◆ Goal
In the material below, find the line with "Convert this document image to plain text."; set down that line and every line after it to the end, exactly, without pictures.

◆ Provided material
>> begin
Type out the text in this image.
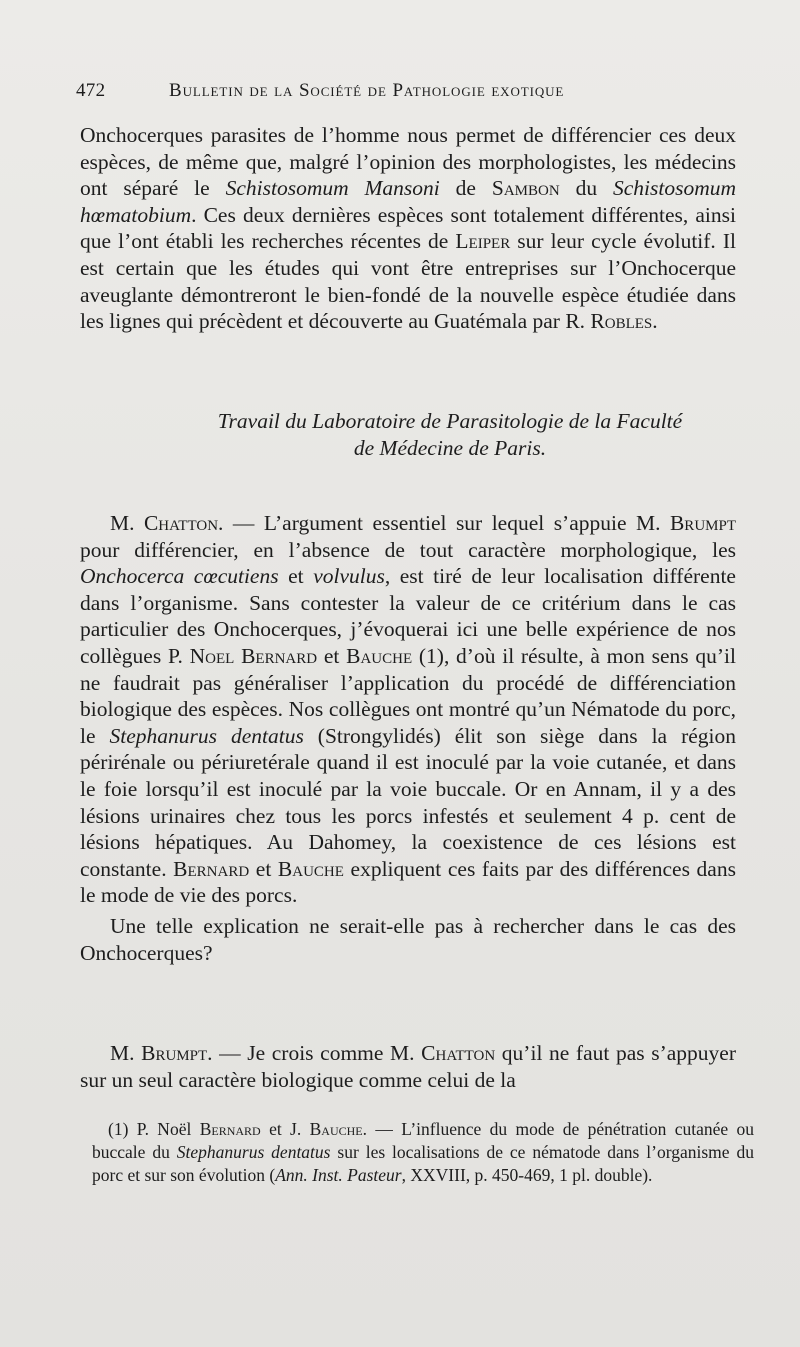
472	Bulletin de la Société de Pathologie exotique

Onchocerques parasites de l’homme nous permet de différencier ces deux espèces, de même que, malgré l’opinion des morphologistes, les médecins ont séparé le Schistosomum Mansoni de Sambon du Schistosomum hœmatobium. Ces deux dernières espèces sont totalement différentes, ainsi que l’ont établi les recherches récentes de Leiper sur leur cycle évolutif. Il est certain que les études qui vont être entreprises sur l’Onchocerque aveuglante démontreront le bien-fondé de la nouvelle espèce étudiée dans les lignes qui précèdent et découverte au Guatémala par R. Robles.

Travail du Laboratoire de Parasitologie de la Faculté
de Médecine de Paris.

M. Chatton. — L’argument essentiel sur lequel s’appuie M. Brumpt pour différencier, en l’absence de tout caractère morphologique, les Onchocerca cœcutiens et volvulus, est tiré de leur localisation différente dans l’organisme. Sans contester la valeur de ce critérium dans le cas particulier des Onchocerques, j’évoquerai ici une belle expérience de nos collègues P. Noel Bernard et Bauche (1), d’où il résulte, à mon sens qu’il ne faudrait pas généraliser l’application du procédé de différenciation biologique des espèces. Nos collègues ont montré qu’un Nématode du porc, le Stephanurus dentatus (Strongylidés) élit son siège dans la région périrénale ou périuretérale quand il est inoculé par la voie cutanée, et dans le foie lorsqu’il est inoculé par la voie buccale. Or en Annam, il y a des lésions urinaires chez tous les porcs infestés et seulement 4 p. cent de lésions hépatiques. Au Dahomey, la coexistence de ces lésions est constante. Bernard et Bauche expliquent ces faits par des différences dans le mode de vie des porcs.

Une telle explication ne serait-elle pas à rechercher dans le cas des Onchocerques?

M. Brumpt. — Je crois comme M. Chatton qu’il ne faut pas s’appuyer sur un seul caractère biologique comme celui de la

(1) P. Noël Bernard et J. Bauche. — L’influence du mode de pénétration cutanée ou buccale du Stephanurus dentatus sur les localisations de ce nématode dans l’organisme du porc et sur son évolution (Ann. Inst. Pasteur, XXVIII, p. 450-469, 1 pl. double).
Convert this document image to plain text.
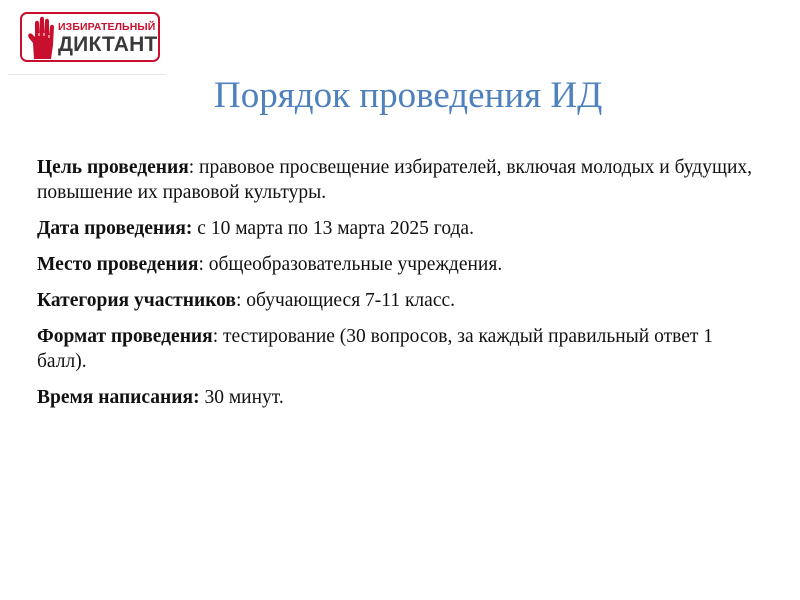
ИЗБИРАТЕЛЬНЫЙ
ДИКТАНТ
Порядок проведения ИД

Цель проведения: правовое просвещение избирателей, включая молодых и будущих, повышение их правовой культуры.

Дата проведения: с 10 марта по 13 марта 2025 года.

Место проведения: общеобразовательные учреждения.

Категория участников: обучающиеся 7-11 класс.

Формат проведения: тестирование (30 вопросов, за каждый правильный ответ 1 балл).

Время написания: 30 минут.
>> end
◆ Exercise result
Convert this document image to plain text.
ИЗБИРАТЕЛЬНЫЙ
ДИКТАНТ
Порядок проведения ИД

Цель проведения: правовое просвещение избирателей, включая молодых и будущих, повышение их правовой культуры.

Дата проведения: с 10 марта по 13 марта 2025 года.

Место проведения: общеобразовательные учреждения.

Категория участников: обучающиеся 7-11 класс.

Формат проведения: тестирование (30 вопросов, за каждый правильный ответ 1 балл).

Время написания: 30 минут.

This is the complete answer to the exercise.